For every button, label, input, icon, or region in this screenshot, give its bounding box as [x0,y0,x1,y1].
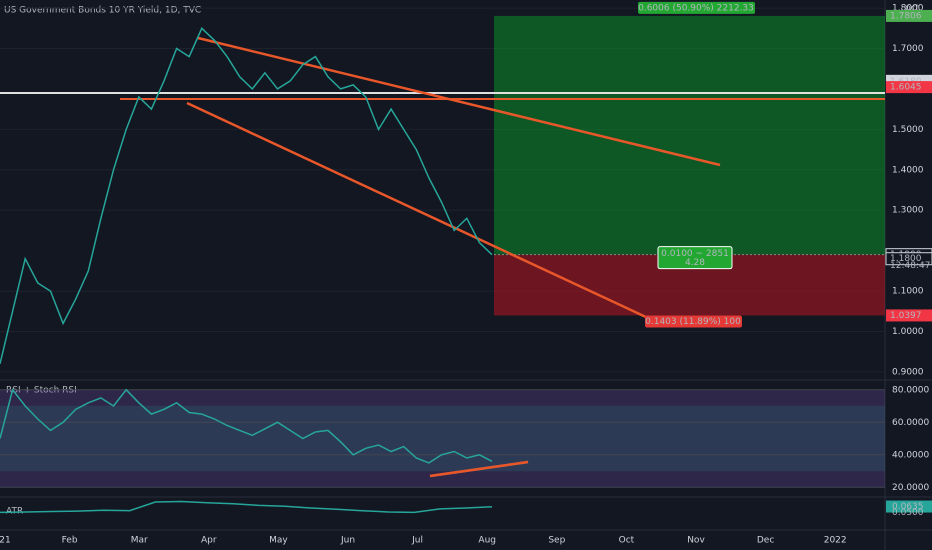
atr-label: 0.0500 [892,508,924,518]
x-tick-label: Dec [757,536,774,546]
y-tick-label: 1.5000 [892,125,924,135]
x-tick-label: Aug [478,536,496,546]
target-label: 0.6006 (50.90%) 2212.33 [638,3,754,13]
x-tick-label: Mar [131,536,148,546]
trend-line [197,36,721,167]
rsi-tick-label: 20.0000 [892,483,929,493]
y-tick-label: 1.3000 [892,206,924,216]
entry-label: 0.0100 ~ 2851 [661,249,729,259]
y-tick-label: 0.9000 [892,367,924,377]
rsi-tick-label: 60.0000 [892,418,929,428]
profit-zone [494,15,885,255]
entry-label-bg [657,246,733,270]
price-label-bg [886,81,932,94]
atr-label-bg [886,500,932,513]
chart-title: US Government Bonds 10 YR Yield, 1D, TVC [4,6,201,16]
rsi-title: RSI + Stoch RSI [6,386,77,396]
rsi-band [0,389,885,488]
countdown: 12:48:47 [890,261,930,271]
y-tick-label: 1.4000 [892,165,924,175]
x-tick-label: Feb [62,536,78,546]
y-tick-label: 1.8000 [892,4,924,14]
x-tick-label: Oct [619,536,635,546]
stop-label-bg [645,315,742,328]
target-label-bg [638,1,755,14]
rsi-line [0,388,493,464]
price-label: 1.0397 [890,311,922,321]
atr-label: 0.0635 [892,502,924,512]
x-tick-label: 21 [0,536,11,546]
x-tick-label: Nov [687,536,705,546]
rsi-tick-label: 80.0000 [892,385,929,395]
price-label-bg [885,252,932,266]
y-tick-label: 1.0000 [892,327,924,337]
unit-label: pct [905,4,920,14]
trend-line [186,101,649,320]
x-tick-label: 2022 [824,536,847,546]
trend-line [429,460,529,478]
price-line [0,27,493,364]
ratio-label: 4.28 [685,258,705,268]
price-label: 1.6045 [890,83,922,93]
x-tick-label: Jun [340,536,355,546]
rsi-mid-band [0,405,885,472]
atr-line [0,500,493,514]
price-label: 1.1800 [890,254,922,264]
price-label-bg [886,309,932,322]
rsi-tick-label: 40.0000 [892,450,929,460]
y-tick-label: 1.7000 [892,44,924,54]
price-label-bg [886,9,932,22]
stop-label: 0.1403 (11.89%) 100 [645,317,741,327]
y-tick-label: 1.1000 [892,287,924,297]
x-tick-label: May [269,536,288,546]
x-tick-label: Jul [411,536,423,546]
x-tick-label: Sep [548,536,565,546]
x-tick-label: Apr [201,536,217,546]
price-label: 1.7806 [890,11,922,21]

* * *

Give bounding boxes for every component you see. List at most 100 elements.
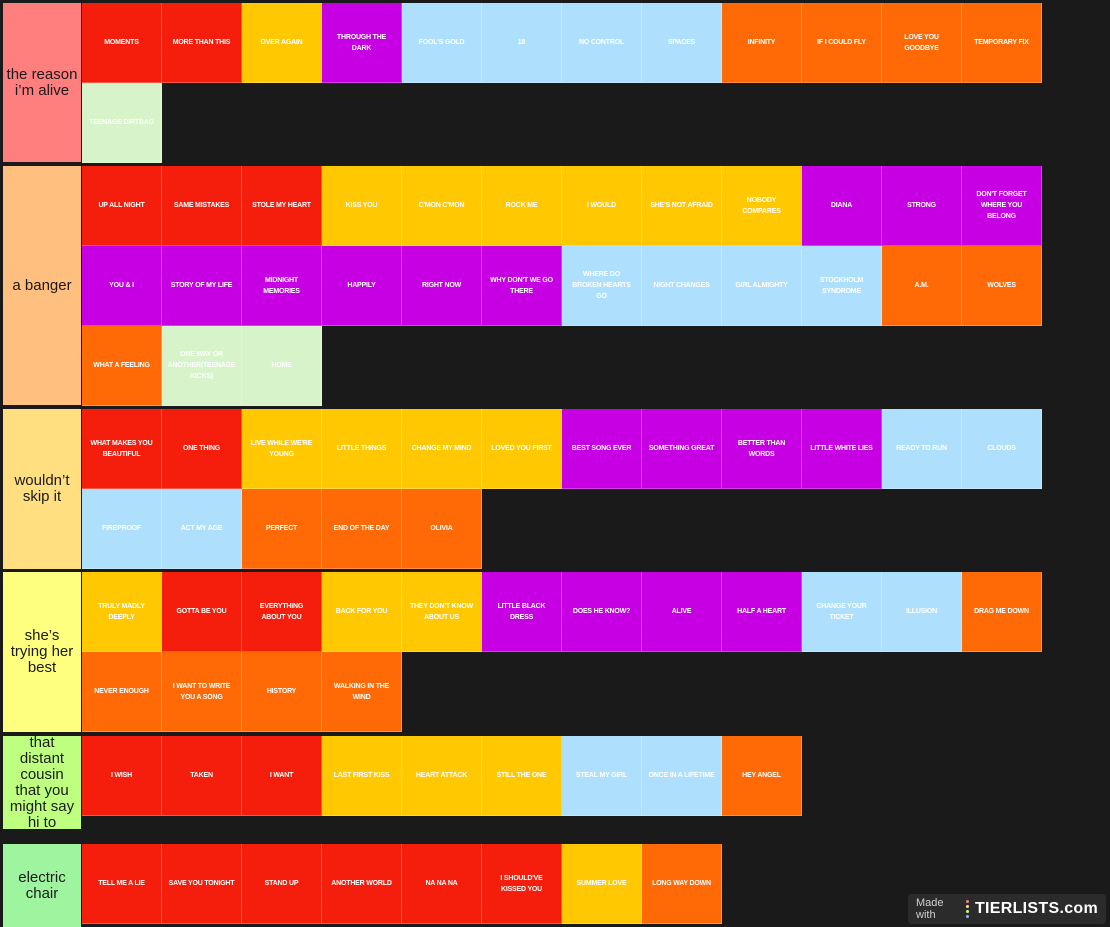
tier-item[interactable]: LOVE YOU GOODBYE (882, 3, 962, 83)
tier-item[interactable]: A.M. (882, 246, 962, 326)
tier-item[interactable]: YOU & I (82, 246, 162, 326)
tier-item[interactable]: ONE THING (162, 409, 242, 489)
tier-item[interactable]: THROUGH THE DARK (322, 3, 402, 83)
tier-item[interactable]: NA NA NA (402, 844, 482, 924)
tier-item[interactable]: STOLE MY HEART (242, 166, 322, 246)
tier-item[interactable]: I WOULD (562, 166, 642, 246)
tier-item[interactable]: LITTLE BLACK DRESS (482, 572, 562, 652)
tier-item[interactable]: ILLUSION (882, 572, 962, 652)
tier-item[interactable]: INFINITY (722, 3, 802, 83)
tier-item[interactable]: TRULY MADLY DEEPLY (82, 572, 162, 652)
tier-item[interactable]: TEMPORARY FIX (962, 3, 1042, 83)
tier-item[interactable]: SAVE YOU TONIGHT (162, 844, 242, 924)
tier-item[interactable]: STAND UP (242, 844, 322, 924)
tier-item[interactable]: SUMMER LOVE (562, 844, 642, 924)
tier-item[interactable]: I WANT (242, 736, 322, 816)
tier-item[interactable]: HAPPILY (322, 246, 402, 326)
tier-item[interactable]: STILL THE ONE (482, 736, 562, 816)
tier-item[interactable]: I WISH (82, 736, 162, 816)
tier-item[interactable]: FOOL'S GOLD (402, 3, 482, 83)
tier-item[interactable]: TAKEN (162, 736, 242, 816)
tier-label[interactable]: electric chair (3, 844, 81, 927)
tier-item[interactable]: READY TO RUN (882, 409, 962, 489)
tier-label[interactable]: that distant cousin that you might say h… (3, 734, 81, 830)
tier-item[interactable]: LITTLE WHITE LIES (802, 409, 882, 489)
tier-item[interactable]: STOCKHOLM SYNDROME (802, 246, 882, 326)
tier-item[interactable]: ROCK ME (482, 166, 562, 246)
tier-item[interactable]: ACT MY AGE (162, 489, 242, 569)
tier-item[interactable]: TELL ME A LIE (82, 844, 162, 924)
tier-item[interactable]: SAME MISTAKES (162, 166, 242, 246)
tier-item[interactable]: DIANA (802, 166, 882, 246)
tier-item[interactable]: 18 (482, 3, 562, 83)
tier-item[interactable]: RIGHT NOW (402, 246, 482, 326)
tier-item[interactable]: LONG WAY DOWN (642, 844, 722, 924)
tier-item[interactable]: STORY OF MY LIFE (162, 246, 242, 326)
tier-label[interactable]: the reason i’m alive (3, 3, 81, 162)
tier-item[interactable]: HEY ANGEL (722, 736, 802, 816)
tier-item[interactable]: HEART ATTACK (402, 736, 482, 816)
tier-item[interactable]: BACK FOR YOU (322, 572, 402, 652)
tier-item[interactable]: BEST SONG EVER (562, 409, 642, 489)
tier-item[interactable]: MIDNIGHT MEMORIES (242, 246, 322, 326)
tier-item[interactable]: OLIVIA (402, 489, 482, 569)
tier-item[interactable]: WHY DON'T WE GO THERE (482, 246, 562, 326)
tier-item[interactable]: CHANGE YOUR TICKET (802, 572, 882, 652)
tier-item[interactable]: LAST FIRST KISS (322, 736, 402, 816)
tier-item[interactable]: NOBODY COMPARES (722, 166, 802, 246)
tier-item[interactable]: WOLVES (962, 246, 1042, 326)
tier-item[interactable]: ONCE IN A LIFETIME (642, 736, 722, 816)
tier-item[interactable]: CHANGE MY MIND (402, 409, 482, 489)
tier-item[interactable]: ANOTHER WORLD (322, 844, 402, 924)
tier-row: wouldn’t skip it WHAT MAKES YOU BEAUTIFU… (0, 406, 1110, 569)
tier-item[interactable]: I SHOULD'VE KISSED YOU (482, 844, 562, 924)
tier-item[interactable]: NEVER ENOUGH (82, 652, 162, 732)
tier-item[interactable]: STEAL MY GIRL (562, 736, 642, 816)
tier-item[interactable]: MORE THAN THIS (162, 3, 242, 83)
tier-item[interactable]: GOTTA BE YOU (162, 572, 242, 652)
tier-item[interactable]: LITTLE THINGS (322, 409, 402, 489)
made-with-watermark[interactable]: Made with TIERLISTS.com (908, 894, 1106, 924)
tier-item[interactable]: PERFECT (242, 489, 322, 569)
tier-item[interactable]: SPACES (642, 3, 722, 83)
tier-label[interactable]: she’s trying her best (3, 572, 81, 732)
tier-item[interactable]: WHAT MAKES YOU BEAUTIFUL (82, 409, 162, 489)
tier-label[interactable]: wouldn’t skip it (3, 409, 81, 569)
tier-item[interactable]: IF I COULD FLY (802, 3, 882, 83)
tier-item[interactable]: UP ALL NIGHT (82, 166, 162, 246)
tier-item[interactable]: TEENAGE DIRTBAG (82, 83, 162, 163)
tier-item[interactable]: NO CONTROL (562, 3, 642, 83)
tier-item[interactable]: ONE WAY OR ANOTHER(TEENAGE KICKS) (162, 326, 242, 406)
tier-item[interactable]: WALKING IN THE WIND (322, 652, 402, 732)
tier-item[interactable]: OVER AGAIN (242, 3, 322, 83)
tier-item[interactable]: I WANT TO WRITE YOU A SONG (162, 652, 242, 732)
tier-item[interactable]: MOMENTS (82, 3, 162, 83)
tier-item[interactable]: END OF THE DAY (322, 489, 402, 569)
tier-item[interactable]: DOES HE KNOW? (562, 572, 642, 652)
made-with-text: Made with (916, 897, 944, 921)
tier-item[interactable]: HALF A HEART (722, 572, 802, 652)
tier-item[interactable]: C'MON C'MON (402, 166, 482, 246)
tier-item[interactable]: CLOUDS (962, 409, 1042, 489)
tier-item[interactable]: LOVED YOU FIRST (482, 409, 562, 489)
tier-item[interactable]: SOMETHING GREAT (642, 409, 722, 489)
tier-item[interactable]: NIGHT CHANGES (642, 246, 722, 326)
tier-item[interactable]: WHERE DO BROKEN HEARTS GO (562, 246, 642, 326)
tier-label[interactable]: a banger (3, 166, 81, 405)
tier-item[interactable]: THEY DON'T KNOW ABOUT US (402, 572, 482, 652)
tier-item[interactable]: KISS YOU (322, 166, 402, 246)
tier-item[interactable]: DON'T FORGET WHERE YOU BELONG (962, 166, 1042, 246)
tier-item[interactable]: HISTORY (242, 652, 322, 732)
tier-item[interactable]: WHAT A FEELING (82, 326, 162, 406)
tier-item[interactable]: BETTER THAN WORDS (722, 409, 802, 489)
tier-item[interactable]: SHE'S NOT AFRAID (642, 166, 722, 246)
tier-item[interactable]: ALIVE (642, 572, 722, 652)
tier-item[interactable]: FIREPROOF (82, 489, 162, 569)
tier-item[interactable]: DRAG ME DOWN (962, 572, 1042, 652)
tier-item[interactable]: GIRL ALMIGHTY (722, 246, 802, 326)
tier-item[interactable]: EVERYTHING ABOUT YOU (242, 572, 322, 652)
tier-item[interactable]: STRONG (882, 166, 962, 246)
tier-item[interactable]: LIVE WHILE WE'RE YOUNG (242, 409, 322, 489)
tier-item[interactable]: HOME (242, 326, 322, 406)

*Instructions for the task*
Can you give the items from the line containing "tier-item[interactable]: LOVE YOU" through the line containing "tier-item[interactable]: READY TO" as a Markdown table with the columns Row and Line, numbering each row and leaving out any blank lines?

*Exercise output*
| Row | Line |
|---|---|
| 1 | tier-item[interactable]: LOVE YOU GOODBYE (882, 3, 962, 83) |
| 2 | tier-item[interactable]: A.M. (882, 246, 962, 326) |
| 3 | tier-item[interactable]: YOU & I (82, 246, 162, 326) |
| 4 | tier-item[interactable]: ONE THING (162, 409, 242, 489) |
| 5 | tier-item[interactable]: THROUGH THE DARK (322, 3, 402, 83) |
| 6 | tier-item[interactable]: NA NA NA (402, 844, 482, 924) |
| 7 | tier-item[interactable]: STOLE MY HEART (242, 166, 322, 246) |
| 8 | tier-item[interactable]: I WOULD (562, 166, 642, 246) |
| 9 | tier-item[interactable]: LITTLE BLACK DRESS (482, 572, 562, 652) |
| 10 | tier-item[interactable]: ILLUSION (882, 572, 962, 652) |
| 11 | tier-item[interactable]: INFINITY (722, 3, 802, 83) |
| 12 | tier-item[interactable]: TRULY MADLY DEEPLY (82, 572, 162, 652) |
| 13 | tier-item[interactable]: TEMPORARY FIX (962, 3, 1042, 83) |
| 14 | tier-item[interactable]: SAVE YOU TONIGHT (162, 844, 242, 924) |
| 15 | tier-item[interactable]: STAND UP (242, 844, 322, 924) |
| 16 | tier-item[interactable]: SUMMER LOVE (562, 844, 642, 924) |
| 17 | tier-item[interactable]: I WANT (242, 736, 322, 816) |
| 18 | tier-item[interactable]: HAPPILY (322, 246, 402, 326) |
| 19 | tier-item[interactable]: STILL THE ONE (482, 736, 562, 816) |
| 20 | tier-item[interactable]: I WISH (82, 736, 162, 816) |
| 21 | tier-item[interactable]: FOOL'S GOLD (402, 3, 482, 83) |
| 22 | tier-item[interactable]: TAKEN (162, 736, 242, 816) |
| 23 | tier-label[interactable]: electric chair (3, 844, 81, 927) |
| 24 | tier-item[interactable]: READY TO RUN (882, 409, 962, 489) |